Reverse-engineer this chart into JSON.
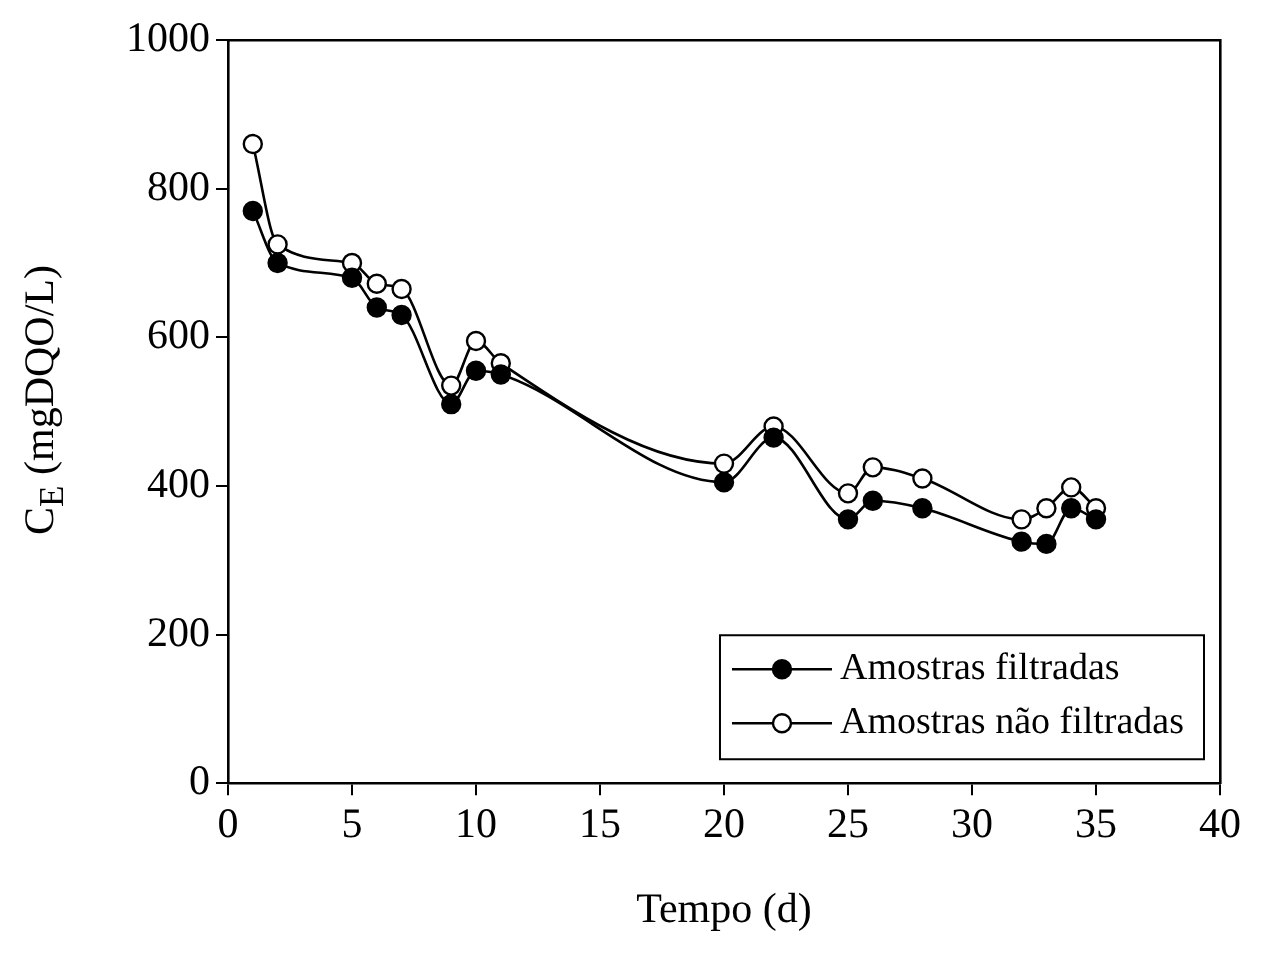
{
  "chart_data": {
    "type": "line",
    "xlabel": "Tempo (d)",
    "ylabel": "C$_{E}$ (mgDQO/L)",
    "x": [
      1,
      2,
      5,
      6,
      7,
      9,
      10,
      11,
      20,
      22,
      25,
      26,
      28,
      32,
      33,
      34,
      35
    ],
    "series": [
      {
        "name": "Amostras filtradas",
        "color": "#000000",
        "values": [
          770,
          700,
          680,
          640,
          630,
          510,
          555,
          550,
          405,
          465,
          355,
          380,
          370,
          325,
          322,
          370,
          355
        ]
      },
      {
        "name": "Amostras não filtradas",
        "color": "#000000",
        "values": [
          860,
          725,
          700,
          672,
          665,
          535,
          595,
          565,
          430,
          480,
          390,
          425,
          410,
          355,
          370,
          398,
          370
        ]
      }
    ],
    "xlim": [
      0,
      40
    ],
    "xticks": [
      0,
      5,
      10,
      15,
      20,
      25,
      30,
      35,
      40
    ],
    "ylim": [
      0,
      1000
    ],
    "yticks": [
      0,
      200,
      400,
      600,
      800,
      1000
    ],
    "grid": false,
    "legend": "bottom right",
    "marker": "circle"
  }
}
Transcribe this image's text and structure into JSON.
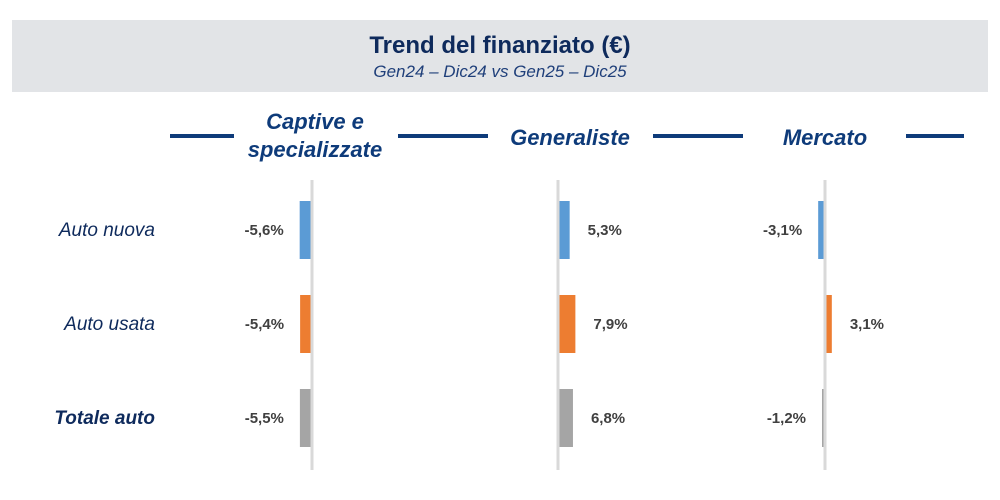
{
  "header": {
    "title": "Trend del finanziato (€)",
    "subtitle": "Gen24 – Dic24 vs Gen25 – Dic25"
  },
  "chart_data": {
    "type": "bar",
    "orientation": "horizontal",
    "title": "Trend del finanziato (€)",
    "subtitle": "Gen24 – Dic24 vs Gen25 – Dic25",
    "categories": [
      "Auto nuova",
      "Auto usata",
      "Totale auto"
    ],
    "panels": [
      {
        "name": "Captive e specializzate",
        "values": [
          -5.6,
          -5.4,
          -5.5
        ],
        "labels": [
          "-5,6%",
          "-5,4%",
          "-5,5%"
        ]
      },
      {
        "name": "Generaliste",
        "values": [
          5.3,
          7.9,
          6.8
        ],
        "labels": [
          "5,3%",
          "7,9%",
          "6,8%"
        ]
      },
      {
        "name": "Mercato",
        "values": [
          -3.1,
          3.1,
          -1.2
        ],
        "labels": [
          "-3,1%",
          "3,1%",
          "-1,2%"
        ]
      }
    ],
    "colors": [
      "#5B9BD5",
      "#ED7D31",
      "#A5A5A5"
    ],
    "axis_color": "#D9D9D9",
    "grid": false
  }
}
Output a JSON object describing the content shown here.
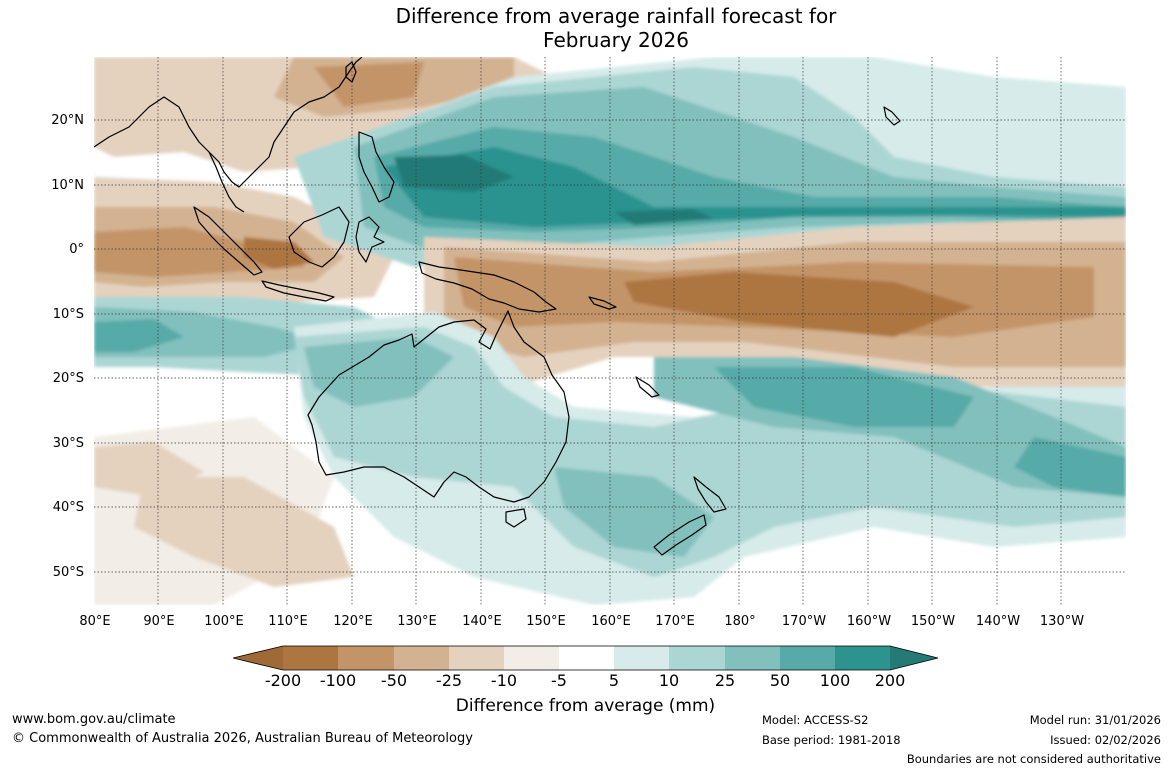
{
  "title_line1": "Difference from average rainfall forecast for",
  "title_line2": "February 2026",
  "lat_labels": [
    "20°N",
    "10°N",
    "0°",
    "10°S",
    "20°S",
    "30°S",
    "40°S",
    "50°S"
  ],
  "lon_labels": [
    "80°E",
    "90°E",
    "100°E",
    "110°E",
    "120°E",
    "130°E",
    "140°E",
    "150°E",
    "160°E",
    "170°E",
    "180°",
    "170°W",
    "160°W",
    "150°W",
    "140°W",
    "130°W"
  ],
  "legend": {
    "title": "Difference from average (mm)",
    "labels": [
      "-200",
      "-100",
      "-50",
      "-25",
      "-10",
      "-5",
      "5",
      "10",
      "25",
      "50",
      "100",
      "200"
    ],
    "colors": [
      "#a06a36",
      "#ad7540",
      "#c39467",
      "#d3b291",
      "#e4d2bf",
      "#f2ede6",
      "#ffffff",
      "#d6ebea",
      "#acd6d4",
      "#82c0bd",
      "#57aaa7",
      "#2c938f",
      "#237a76"
    ]
  },
  "footer": {
    "website": "www.bom.gov.au/climate",
    "copyright": "© Commonwealth of Australia 2026, Australian Bureau of Meteorology",
    "model": "Model: ACCESS-S2",
    "base_period": "Base period: 1981-2018",
    "model_run": "Model run: 31/01/2026",
    "issued": "Issued: 02/02/2026",
    "disclaimer": "Boundaries are not considered authoritative"
  }
}
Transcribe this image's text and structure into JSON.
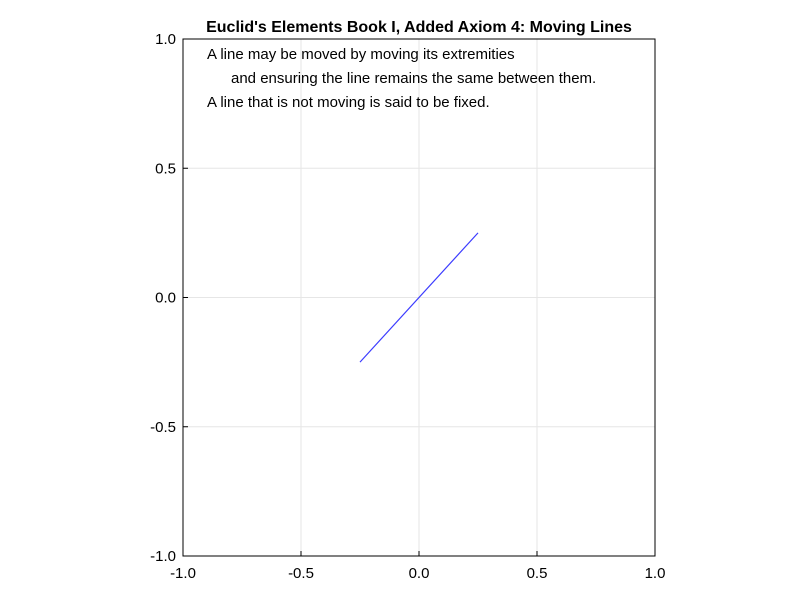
{
  "chart_data": {
    "type": "line",
    "title": "Euclid's Elements Book I, Added Axiom 4: Moving Lines",
    "xlabel": "",
    "ylabel": "",
    "xlim": [
      -1.0,
      1.0
    ],
    "ylim": [
      -1.0,
      1.0
    ],
    "x_ticks": [
      -1.0,
      -0.5,
      0.0,
      0.5,
      1.0
    ],
    "y_ticks": [
      -1.0,
      -0.5,
      0.0,
      0.5,
      1.0
    ],
    "x_tick_labels": [
      "-1.0",
      "-0.5",
      "0.0",
      "0.5",
      "1.0"
    ],
    "y_tick_labels": [
      "-1.0",
      "-0.5",
      "0.0",
      "0.5",
      "1.0"
    ],
    "grid": true,
    "series": [
      {
        "color": "#3b3bff",
        "x": [
          -0.25,
          0.25
        ],
        "y": [
          -0.25,
          0.25
        ]
      }
    ],
    "annotations": [
      "A line may be moved by moving its extremities",
      "and ensuring the line remains the same between them.",
      "A line that is not moving is said to be fixed."
    ]
  }
}
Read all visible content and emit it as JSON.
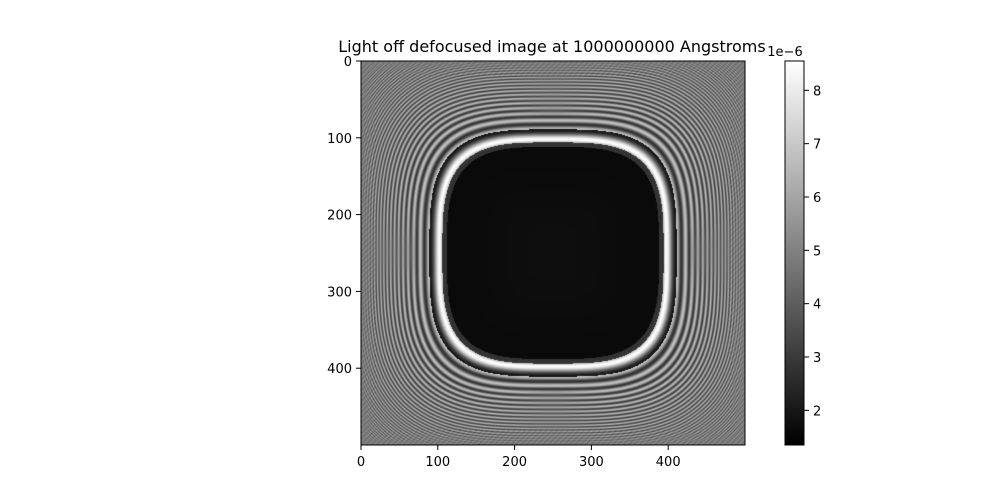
{
  "chart_data": {
    "type": "heatmap",
    "title": "Light off defocused image at 1000000000 Angstroms",
    "xlabel": "",
    "ylabel": "",
    "colormap": "gray",
    "image_shape": [
      500,
      500
    ],
    "xlim": [
      0,
      500
    ],
    "ylim": [
      500,
      0
    ],
    "x_ticks": [
      0,
      100,
      200,
      300,
      400
    ],
    "y_ticks": [
      0,
      100,
      200,
      300,
      400
    ],
    "x_tick_labels": [
      "0",
      "100",
      "200",
      "300",
      "400"
    ],
    "y_tick_labels": [
      "0",
      "100",
      "200",
      "300",
      "400"
    ],
    "colorbar": {
      "min": 1.35,
      "max": 8.55,
      "ticks": [
        2,
        3,
        4,
        5,
        6,
        7,
        8
      ],
      "tick_labels": [
        "2",
        "3",
        "4",
        "5",
        "6",
        "7",
        "8"
      ],
      "offset_label": "1e−6"
    },
    "features": {
      "center": [
        250,
        250
      ],
      "dark_region_value": 1.6,
      "bright_ring_value": 8.5,
      "background_value": 4.8,
      "description_values": "dark interior, bright rounded-square ring, concentric fringes outside"
    },
    "grid": false,
    "legend": "none"
  }
}
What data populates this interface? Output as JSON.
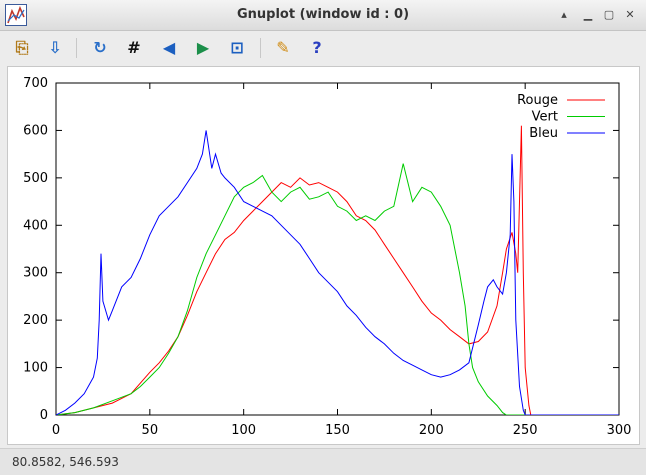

========================================

* [Problem]:
Copy every line of the data that holds the string "type".

* [Answer in full]:
    "type": "line",
    "type": "bar",
    "type": "line",
    "type": "heatmap",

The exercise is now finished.